** BEGIN Provided records **
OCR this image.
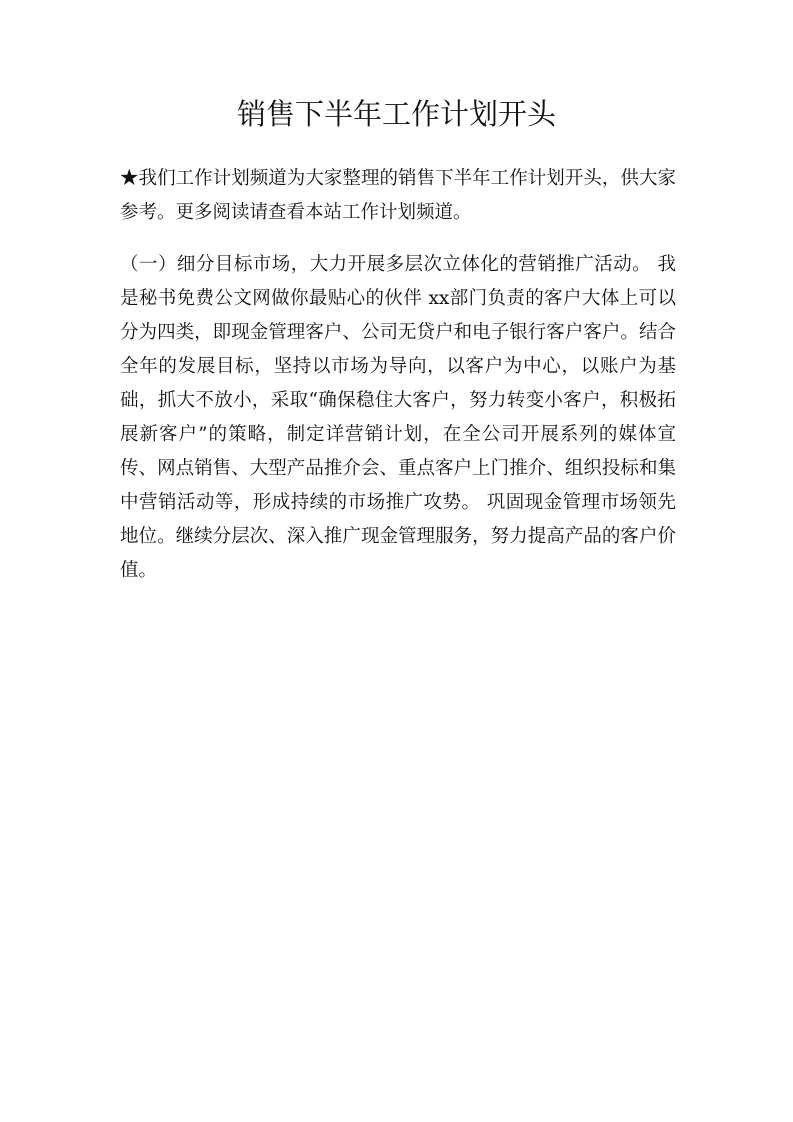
销售下半年工作计划开头

★我们工作计划频道为大家整理的销售下半年工作计划开头，供大家参考。更多阅读请查看本站工作计划频道。

（一）细分目标市场，大力开展多层次立体化的营销推广活动。 我是秘书免费公文网做你最贴心的伙伴 xx部门负责的客户大体上可以分为四类，即现金管理客户、公司无贷户和电子银行客户客户。结合全年的发展目标，坚持以市场为导向，以客户为中心，以账户为基础，抓大不放小，采取“确保稳住大客户，努力转变小客户，积极拓展新客户”的策略，制定详营销计划，在全公司开展系列的媒体宣传、网点销售、大型产品推介会、重点客户上门推介、组织投标和集中营销活动等，形成持续的市场推广攻势。 巩固现金管理市场领先地位。继续分层次、深入推广现金管理服务，努力提高产品的客户价值。
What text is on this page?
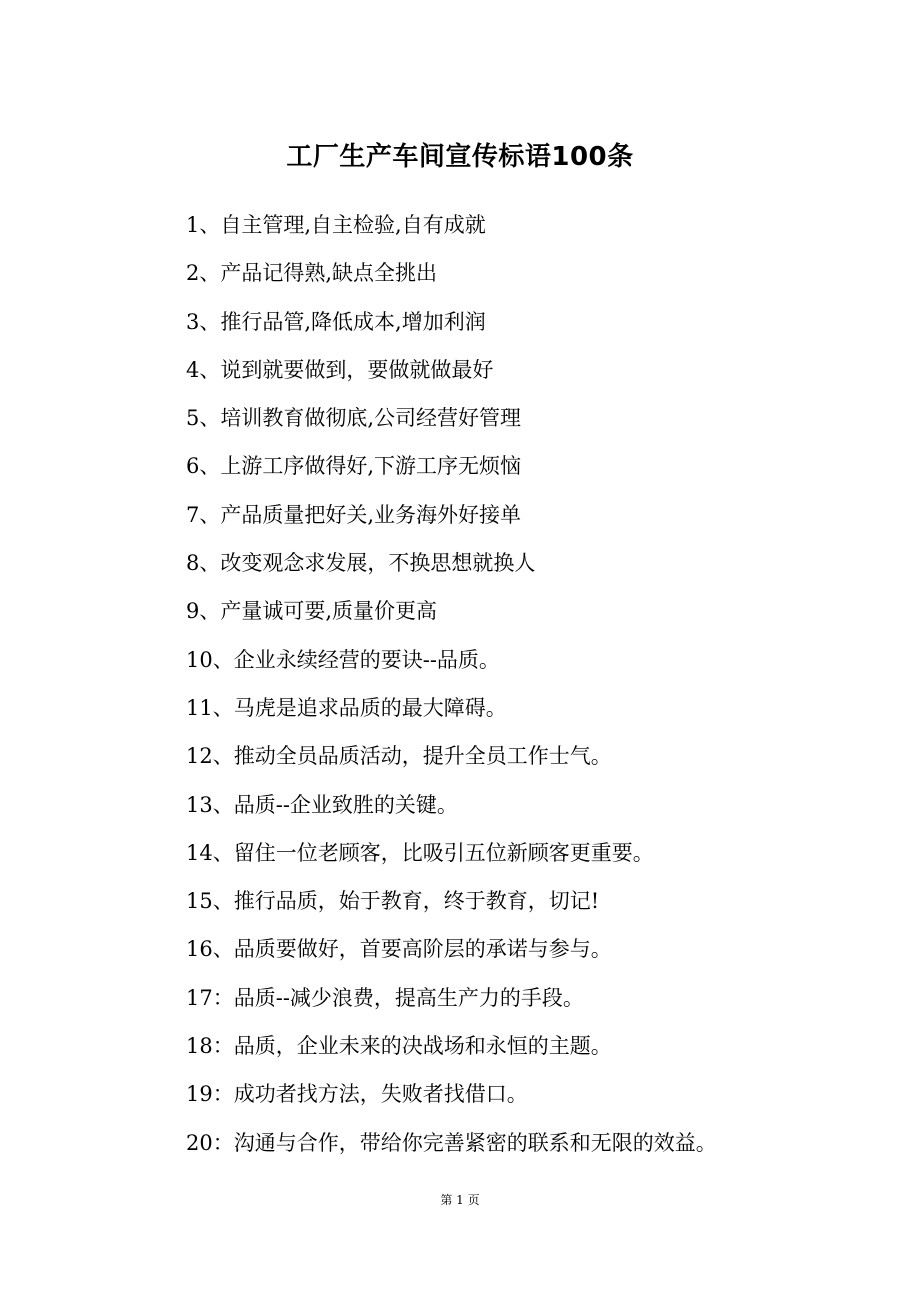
工厂生产车间宣传标语100条
1、自主管理,自主检验,自有成就
2、产品记得熟,缺点全挑出
3、推行品管,降低成本,增加利润
4、说到就要做到，要做就做最好
5、培训教育做彻底,公司经营好管理
6、上游工序做得好,下游工序无烦恼
7、产品质量把好关,业务海外好接单
8、改变观念求发展，不换思想就换人
9、产量诚可要,质量价更高
10、企业永续经营的要诀--品质。
11、马虎是追求品质的最大障碍。
12、推动全员品质活动，提升全员工作士气。
13、品质--企业致胜的关键。
14、留住一位老顾客，比吸引五位新顾客更重要。
15、推行品质，始于教育，终于教育，切记!
16、品质要做好，首要高阶层的承诺与参与。
17：品质--减少浪费，提高生产力的手段。
18：品质，企业未来的决战场和永恒的主题。
19：成功者找方法，失败者找借口。
20：沟通与合作，带给你完善紧密的联系和无限的效益。
第 1 页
** END Provided records **
Problem description
List every line above containing the word "this".

Written solution
OCR this image.
What text is on this page?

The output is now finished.